**DATA**.
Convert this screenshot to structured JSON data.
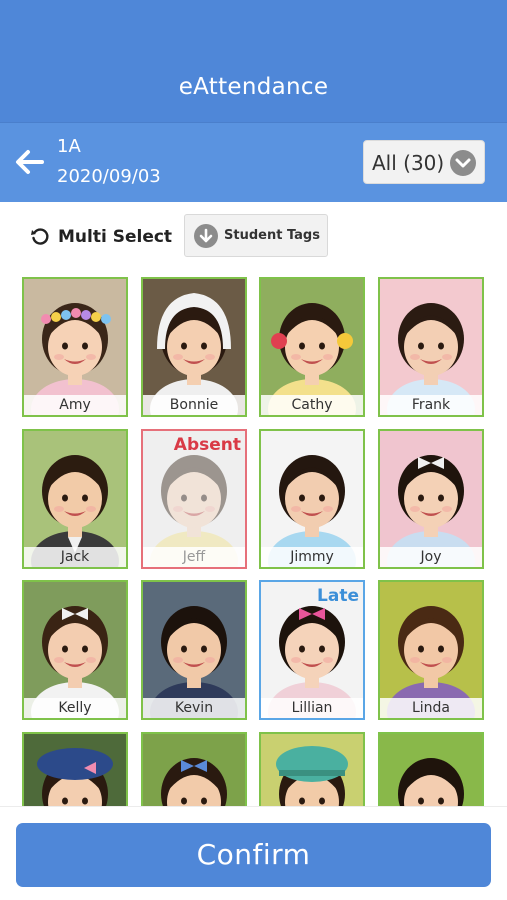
{
  "header": {
    "title": "eAttendance"
  },
  "class_info": {
    "class_name": "1A",
    "date": "2020/09/03"
  },
  "filter": {
    "label": "All (30)"
  },
  "toolbar": {
    "multi_select_label": "Multi Select",
    "student_tags_label": "Student Tags"
  },
  "students": [
    {
      "name": "Amy",
      "status": "",
      "bg": "#c9b9a0",
      "skin": "#f6d2b6",
      "hair": "#3a2618",
      "shirt": "#f2c1cf",
      "accessory": "flower-crown"
    },
    {
      "name": "Bonnie",
      "status": "",
      "bg": "#6b5b46",
      "skin": "#f4cfb1",
      "hair": "#2b1a10",
      "shirt": "#efefef",
      "accessory": "hood"
    },
    {
      "name": "Cathy",
      "status": "",
      "bg": "#8fae5e",
      "skin": "#f5d0b0",
      "hair": "#2a1a10",
      "shirt": "#f3e08c",
      "accessory": "ribbons"
    },
    {
      "name": "Frank",
      "status": "",
      "bg": "#f3c9cf",
      "skin": "#f3cfb4",
      "hair": "#2b1b12",
      "shirt": "#d6e8f6",
      "accessory": ""
    },
    {
      "name": "Jack",
      "status": "",
      "bg": "#a9c27a",
      "skin": "#f2cba8",
      "hair": "#2c1c10",
      "shirt": "#3a3a3a",
      "accessory": "suit"
    },
    {
      "name": "Jeff",
      "status": "Absent",
      "bg": "#f1f1f1",
      "skin": "#f6d6be",
      "hair": "#3a2a1e",
      "shirt": "#f3e38e",
      "accessory": ""
    },
    {
      "name": "Jimmy",
      "status": "",
      "bg": "#f4f4f4",
      "skin": "#f2cdb0",
      "hair": "#24170f",
      "shirt": "#a8d8f0",
      "accessory": ""
    },
    {
      "name": "Joy",
      "status": "",
      "bg": "#f0c5cf",
      "skin": "#f4d1b6",
      "hair": "#1f140c",
      "shirt": "#c9ddf0",
      "accessory": "bow"
    },
    {
      "name": "Kelly",
      "status": "",
      "bg": "#7f9c5c",
      "skin": "#f3cdb0",
      "hair": "#3a2414",
      "shirt": "#f2f2f2",
      "accessory": "scrunchie"
    },
    {
      "name": "Kevin",
      "status": "",
      "bg": "#5a6a7a",
      "skin": "#f1c9a8",
      "hair": "#1c120c",
      "shirt": "#2e3a5a",
      "accessory": ""
    },
    {
      "name": "Lillian",
      "status": "Late",
      "bg": "#f3f3f3",
      "skin": "#f5d3ba",
      "hair": "#1d130c",
      "shirt": "#f0d0d8",
      "accessory": "headband"
    },
    {
      "name": "Linda",
      "status": "",
      "bg": "#b7c04a",
      "skin": "#f2c8a6",
      "hair": "#4a2a14",
      "shirt": "#8a6ab0",
      "accessory": ""
    },
    {
      "name": "",
      "status": "",
      "bg": "#4e6a3a",
      "skin": "#f3ceb0",
      "hair": "#2a1a10",
      "shirt": "#3b4f8a",
      "accessory": "beret"
    },
    {
      "name": "",
      "status": "",
      "bg": "#7da24a",
      "skin": "#f2cbaa",
      "hair": "#2a1a10",
      "shirt": "#f0f0f0",
      "accessory": "clip"
    },
    {
      "name": "",
      "status": "",
      "bg": "#c9d070",
      "skin": "#f2cba8",
      "hair": "#2a1a10",
      "shirt": "#f0f0f0",
      "accessory": "cap"
    },
    {
      "name": "",
      "status": "",
      "bg": "#89b84a",
      "skin": "#f3cdb0",
      "hair": "#1f140c",
      "shirt": "#f0f0f0",
      "accessory": ""
    }
  ],
  "confirm_label": "Confirm"
}
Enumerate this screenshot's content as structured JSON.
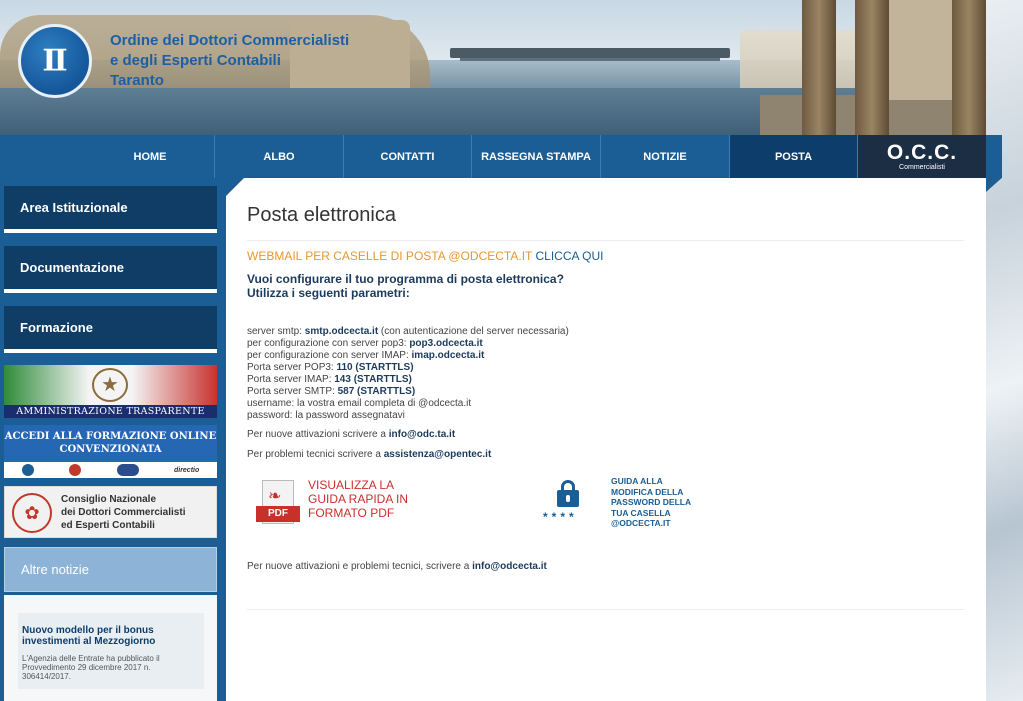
{
  "header": {
    "org_line1": "Ordine dei Dottori Commercialisti",
    "org_line2": "e degli Esperti Contabili",
    "org_line3": "Taranto"
  },
  "nav": {
    "items": [
      {
        "label": "HOME"
      },
      {
        "label": "ALBO"
      },
      {
        "label": "CONTATTI"
      },
      {
        "label": "RASSEGNA STAMPA"
      },
      {
        "label": "NOTIZIE"
      },
      {
        "label": "POSTA",
        "active": true
      }
    ],
    "occ_title": "O.C.C.",
    "occ_sub": "Commercialisti"
  },
  "sidebar": {
    "items": [
      {
        "label": "Area Istituzionale"
      },
      {
        "label": "Documentazione"
      },
      {
        "label": "Formazione"
      }
    ],
    "banner_amm": "AMMINISTRAZIONE TRASPARENTE",
    "banner_form_line1": "ACCEDI ALLA FORMAZIONE ONLINE",
    "banner_form_line2": "CONVENZIONATA",
    "banner_form_logo": "directio",
    "banner_cn_line1": "Consiglio Nazionale",
    "banner_cn_line2": "dei Dottori Commercialisti",
    "banner_cn_line3": "ed Esperti Contabili",
    "altre_notizie": "Altre notizie",
    "news_title": "Nuovo modello per il bonus investimenti al Mezzogiorno",
    "news_body": "L'Agenzia delle Entrate ha pubblicato il Provvedimento 29 dicembre 2017 n. 306414/2017."
  },
  "main": {
    "title": "Posta elettronica",
    "webmail_text": "WEBMAIL PER CASELLE DI POSTA @ODCECTA.IT",
    "webmail_link": "CLICCA QUI",
    "question_line1": "Vuoi configurare il tuo programma di posta elettronica?",
    "question_line2": "Utilizza i seguenti parametri:",
    "params": [
      {
        "label": "server smtp: ",
        "value": "smtp.odcecta.it",
        "suffix": " (con autenticazione del server necessaria)"
      },
      {
        "label": "per configurazione con server pop3: ",
        "value": "pop3.odcecta.it",
        "suffix": ""
      },
      {
        "label": "per configurazione con server IMAP: ",
        "value": "imap.odcecta.it",
        "suffix": ""
      },
      {
        "label": "Porta server POP3: ",
        "value": "110 (STARTTLS)",
        "suffix": ""
      },
      {
        "label": "Porta server IMAP: ",
        "value": "143 (STARTTLS)",
        "suffix": ""
      },
      {
        "label": "Porta server SMTP: ",
        "value": "587 (STARTTLS)",
        "suffix": ""
      },
      {
        "label": "username: la vostra email completa di @odcecta.it",
        "value": "",
        "suffix": ""
      },
      {
        "label": "password: la password assegnatavi",
        "value": "",
        "suffix": ""
      }
    ],
    "attivazioni_label": "Per nuove attivazioni scrivere a ",
    "attivazioni_email": "info@odc.ta.it",
    "problemi_label": "Per problemi tecnici scrivere a ",
    "problemi_email": "assistenza@opentec.it",
    "pdf_badge": "PDF",
    "pdf_link_text": "VISUALIZZA LA GUIDA RAPIDA IN FORMATO PDF",
    "stars": "****",
    "guide_link_text": "GUIDA ALLA MODIFICA DELLA PASSWORD DELLA TUA CASELLA @ODCECTA.IT",
    "footer_label": "Per nuove attivazioni e problemi tecnici, scrivere a ",
    "footer_email": "info@odcecta.it"
  },
  "colors": {
    "nav_bg": "#1b5d95",
    "nav_active": "#0d3e6b",
    "webmail_orange": "#e8962f",
    "pdf_red": "#c9302c"
  }
}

**TASK DESCRIPTION**. From the entries above, return each line with the word "configurazione" in it.

**ANSWER IN FULL**.
        "label": "per configurazione con server pop3: ",
        "label": "per configurazione con server IMAP: ",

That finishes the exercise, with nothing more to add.